▶ _ENTRIES PROVIDED_:
━━━━━━━━━━

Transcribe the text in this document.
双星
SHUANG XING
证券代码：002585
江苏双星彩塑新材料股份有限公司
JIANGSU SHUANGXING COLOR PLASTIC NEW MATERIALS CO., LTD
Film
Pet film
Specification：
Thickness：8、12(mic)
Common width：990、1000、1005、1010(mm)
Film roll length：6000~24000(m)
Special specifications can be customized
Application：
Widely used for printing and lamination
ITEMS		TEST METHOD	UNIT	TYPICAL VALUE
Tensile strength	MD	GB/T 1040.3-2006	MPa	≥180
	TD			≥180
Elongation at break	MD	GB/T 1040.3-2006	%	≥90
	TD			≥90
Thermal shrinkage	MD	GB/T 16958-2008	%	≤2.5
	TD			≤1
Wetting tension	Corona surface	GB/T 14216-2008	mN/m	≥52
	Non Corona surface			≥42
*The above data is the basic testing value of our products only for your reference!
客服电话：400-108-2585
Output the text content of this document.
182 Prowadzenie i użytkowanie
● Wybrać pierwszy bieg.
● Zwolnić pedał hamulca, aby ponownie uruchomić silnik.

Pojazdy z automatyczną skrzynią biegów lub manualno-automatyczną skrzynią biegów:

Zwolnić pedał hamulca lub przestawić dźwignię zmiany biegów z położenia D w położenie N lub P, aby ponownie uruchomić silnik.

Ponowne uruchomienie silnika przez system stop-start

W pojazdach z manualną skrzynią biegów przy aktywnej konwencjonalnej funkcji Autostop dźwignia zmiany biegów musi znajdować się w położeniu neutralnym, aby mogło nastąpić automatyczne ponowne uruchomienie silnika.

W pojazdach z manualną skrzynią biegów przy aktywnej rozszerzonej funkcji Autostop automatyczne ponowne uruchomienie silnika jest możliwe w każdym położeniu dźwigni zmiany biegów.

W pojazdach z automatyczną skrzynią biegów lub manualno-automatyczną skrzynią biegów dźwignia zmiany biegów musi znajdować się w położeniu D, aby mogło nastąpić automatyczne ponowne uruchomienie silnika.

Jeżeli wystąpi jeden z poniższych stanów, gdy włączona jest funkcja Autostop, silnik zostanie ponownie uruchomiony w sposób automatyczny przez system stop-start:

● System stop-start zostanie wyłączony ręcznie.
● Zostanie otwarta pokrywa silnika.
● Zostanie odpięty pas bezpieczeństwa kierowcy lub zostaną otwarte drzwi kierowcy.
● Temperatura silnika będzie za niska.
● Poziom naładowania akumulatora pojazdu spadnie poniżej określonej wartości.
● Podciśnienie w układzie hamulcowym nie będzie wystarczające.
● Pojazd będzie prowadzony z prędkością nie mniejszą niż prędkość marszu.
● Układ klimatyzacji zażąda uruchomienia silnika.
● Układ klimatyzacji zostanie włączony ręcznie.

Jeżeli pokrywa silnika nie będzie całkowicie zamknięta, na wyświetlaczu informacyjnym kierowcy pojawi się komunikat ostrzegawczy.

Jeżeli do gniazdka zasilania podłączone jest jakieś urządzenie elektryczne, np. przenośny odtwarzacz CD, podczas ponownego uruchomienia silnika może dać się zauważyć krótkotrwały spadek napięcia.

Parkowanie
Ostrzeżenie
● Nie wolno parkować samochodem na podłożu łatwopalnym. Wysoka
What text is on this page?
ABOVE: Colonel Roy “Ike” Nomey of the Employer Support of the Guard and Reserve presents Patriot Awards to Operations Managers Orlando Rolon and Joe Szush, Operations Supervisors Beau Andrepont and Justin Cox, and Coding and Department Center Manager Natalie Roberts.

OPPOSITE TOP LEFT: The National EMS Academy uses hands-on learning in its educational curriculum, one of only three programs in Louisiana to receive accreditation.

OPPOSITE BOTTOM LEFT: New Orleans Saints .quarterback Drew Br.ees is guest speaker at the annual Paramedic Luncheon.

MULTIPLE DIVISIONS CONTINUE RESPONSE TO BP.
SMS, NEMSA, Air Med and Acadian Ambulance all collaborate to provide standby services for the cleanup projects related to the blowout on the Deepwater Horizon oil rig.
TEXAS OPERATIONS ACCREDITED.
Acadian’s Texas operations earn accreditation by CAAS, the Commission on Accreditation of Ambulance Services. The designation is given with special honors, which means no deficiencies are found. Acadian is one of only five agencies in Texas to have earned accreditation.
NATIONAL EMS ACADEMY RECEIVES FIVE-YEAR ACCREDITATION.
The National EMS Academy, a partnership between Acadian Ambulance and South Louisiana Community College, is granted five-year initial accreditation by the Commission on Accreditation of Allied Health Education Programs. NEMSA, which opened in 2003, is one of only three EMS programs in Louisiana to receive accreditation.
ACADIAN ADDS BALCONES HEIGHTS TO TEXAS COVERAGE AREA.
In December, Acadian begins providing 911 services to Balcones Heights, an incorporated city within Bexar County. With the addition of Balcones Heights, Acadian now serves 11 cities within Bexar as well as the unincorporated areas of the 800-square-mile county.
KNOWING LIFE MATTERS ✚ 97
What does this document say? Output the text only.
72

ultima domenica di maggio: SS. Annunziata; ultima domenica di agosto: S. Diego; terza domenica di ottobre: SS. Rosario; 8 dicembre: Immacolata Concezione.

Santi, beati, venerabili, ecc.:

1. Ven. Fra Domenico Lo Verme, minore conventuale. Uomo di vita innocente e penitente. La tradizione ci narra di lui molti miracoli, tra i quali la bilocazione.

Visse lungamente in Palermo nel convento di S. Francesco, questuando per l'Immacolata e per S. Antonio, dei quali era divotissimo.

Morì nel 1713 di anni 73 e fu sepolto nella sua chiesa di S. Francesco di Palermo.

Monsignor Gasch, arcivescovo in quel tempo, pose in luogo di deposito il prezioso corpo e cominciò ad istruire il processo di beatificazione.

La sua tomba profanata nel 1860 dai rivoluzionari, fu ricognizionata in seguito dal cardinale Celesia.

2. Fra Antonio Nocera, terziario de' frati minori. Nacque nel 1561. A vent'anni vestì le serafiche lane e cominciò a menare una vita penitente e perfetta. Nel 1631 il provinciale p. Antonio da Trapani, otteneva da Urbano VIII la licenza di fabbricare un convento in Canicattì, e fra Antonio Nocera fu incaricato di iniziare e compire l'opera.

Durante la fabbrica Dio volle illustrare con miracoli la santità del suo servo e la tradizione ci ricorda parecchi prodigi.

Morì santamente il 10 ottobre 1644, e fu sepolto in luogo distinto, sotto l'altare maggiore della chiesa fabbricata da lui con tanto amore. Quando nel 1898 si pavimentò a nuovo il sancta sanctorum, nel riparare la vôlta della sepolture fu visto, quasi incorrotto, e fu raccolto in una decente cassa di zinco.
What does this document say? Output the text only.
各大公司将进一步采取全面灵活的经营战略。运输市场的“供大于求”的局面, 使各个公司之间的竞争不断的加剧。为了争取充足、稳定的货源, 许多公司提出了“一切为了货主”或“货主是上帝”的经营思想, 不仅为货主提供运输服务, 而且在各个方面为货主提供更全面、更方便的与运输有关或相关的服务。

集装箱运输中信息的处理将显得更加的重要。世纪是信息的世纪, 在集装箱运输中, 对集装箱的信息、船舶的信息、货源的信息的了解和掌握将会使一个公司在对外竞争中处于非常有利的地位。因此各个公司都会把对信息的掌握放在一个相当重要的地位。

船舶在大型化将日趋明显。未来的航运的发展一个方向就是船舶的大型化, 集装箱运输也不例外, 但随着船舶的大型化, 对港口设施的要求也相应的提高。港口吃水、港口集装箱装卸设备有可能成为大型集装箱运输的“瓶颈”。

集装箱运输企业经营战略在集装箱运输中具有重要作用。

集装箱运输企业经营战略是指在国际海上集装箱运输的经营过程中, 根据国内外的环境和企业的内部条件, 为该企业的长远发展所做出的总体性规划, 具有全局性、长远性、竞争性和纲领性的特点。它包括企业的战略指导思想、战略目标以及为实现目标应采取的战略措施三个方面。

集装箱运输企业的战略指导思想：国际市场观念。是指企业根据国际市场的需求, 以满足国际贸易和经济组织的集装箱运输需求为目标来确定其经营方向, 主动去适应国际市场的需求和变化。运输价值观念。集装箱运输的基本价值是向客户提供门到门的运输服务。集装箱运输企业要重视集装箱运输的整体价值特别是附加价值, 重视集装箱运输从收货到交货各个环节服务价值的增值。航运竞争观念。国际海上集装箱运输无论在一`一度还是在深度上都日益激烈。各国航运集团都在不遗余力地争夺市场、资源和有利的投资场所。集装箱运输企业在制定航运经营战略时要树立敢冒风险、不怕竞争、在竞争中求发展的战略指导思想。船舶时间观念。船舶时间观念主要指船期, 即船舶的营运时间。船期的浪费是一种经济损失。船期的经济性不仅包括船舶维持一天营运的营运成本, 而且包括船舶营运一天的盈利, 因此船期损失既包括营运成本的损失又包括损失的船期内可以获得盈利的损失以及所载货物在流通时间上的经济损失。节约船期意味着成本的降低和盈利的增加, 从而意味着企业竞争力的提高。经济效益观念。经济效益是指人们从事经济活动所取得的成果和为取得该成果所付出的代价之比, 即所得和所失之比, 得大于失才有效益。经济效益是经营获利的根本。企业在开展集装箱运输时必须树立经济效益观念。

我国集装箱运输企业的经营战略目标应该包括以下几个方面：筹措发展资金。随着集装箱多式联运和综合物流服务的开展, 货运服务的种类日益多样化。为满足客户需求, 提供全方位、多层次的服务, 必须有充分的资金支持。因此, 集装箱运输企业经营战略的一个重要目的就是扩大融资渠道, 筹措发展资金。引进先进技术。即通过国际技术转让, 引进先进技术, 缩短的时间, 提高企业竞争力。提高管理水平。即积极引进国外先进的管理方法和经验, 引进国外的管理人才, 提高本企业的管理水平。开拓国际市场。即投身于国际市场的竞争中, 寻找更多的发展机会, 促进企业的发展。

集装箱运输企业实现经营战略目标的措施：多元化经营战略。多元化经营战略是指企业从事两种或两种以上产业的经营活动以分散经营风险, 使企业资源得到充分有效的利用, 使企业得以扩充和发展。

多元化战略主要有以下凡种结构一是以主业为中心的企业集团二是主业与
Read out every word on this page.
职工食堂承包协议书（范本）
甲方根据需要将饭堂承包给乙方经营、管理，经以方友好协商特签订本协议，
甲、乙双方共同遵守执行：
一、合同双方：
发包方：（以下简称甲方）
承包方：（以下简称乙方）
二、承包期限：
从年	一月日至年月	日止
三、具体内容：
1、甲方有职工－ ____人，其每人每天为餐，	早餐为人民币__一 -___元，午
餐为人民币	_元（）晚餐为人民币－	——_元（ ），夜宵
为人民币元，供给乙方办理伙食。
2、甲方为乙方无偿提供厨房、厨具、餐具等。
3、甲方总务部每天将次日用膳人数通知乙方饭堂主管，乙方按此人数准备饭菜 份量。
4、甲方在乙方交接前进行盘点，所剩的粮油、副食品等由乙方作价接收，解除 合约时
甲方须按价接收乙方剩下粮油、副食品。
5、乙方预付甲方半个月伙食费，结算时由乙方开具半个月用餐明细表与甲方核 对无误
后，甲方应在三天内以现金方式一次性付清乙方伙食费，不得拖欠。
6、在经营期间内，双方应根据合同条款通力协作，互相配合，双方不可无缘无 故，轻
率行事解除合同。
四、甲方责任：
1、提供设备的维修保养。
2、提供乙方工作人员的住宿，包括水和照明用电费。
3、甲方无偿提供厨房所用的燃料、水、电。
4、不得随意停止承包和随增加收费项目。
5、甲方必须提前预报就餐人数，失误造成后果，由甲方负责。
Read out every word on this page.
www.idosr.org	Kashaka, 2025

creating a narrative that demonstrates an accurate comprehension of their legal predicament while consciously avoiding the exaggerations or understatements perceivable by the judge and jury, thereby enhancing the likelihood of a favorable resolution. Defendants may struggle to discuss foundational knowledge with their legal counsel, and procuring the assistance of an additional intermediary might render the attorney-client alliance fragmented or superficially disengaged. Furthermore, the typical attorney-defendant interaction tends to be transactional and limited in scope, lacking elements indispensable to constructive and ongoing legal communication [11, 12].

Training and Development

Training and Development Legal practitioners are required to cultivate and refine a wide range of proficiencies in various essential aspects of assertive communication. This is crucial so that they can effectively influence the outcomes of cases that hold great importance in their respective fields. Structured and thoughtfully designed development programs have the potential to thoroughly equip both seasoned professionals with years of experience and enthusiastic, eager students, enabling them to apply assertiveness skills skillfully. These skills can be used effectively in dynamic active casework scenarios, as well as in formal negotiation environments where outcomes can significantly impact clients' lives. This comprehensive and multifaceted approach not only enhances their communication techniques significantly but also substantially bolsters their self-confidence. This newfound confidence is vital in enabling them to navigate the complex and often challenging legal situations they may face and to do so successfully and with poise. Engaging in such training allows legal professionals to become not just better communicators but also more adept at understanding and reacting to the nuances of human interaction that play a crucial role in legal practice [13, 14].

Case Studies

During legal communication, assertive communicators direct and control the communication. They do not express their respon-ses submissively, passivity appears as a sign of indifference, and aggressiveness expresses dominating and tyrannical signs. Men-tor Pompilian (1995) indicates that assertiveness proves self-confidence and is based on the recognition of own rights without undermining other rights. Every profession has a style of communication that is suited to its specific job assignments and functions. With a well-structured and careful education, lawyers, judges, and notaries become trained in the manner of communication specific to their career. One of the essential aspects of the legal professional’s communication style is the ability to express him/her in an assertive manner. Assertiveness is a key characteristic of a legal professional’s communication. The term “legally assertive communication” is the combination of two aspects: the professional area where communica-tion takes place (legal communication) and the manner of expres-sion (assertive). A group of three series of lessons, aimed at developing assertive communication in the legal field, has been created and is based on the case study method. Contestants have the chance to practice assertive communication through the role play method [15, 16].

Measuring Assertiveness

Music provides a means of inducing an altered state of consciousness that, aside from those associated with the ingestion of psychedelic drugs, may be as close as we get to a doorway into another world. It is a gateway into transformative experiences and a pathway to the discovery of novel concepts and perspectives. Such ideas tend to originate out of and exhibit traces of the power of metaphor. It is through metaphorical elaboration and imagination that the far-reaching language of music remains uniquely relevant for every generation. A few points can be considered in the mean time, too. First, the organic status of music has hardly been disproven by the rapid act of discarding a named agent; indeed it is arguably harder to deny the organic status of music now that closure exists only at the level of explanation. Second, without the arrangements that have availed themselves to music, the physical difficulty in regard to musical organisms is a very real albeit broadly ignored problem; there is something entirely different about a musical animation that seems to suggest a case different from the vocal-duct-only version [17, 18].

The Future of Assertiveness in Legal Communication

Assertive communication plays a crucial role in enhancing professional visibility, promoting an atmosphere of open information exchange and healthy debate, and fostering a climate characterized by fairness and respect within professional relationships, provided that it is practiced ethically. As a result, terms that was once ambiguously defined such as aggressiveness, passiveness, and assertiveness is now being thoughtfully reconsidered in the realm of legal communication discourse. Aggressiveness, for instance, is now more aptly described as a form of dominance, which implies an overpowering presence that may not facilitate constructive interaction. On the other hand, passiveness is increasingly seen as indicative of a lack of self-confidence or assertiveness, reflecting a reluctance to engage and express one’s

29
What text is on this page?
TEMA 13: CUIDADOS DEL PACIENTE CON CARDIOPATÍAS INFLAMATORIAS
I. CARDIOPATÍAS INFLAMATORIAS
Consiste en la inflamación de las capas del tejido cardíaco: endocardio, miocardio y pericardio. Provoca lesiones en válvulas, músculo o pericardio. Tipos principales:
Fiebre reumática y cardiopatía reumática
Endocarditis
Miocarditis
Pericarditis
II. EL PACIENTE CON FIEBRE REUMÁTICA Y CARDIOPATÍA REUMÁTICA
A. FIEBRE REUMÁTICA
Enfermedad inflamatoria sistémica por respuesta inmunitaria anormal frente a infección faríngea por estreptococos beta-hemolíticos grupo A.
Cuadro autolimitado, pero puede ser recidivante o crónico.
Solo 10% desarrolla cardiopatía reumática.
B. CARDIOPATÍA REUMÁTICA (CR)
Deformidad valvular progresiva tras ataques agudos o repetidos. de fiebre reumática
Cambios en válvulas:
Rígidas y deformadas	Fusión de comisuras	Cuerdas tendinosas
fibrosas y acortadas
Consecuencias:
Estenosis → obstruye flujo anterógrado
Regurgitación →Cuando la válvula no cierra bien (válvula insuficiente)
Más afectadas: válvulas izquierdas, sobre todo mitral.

━━━━━━━━━━

▶ _STATED EXERCISE_:
Only the number is wanted: how many lines in the data include the word "uruchomienia"?

▶ _REPLY_:
2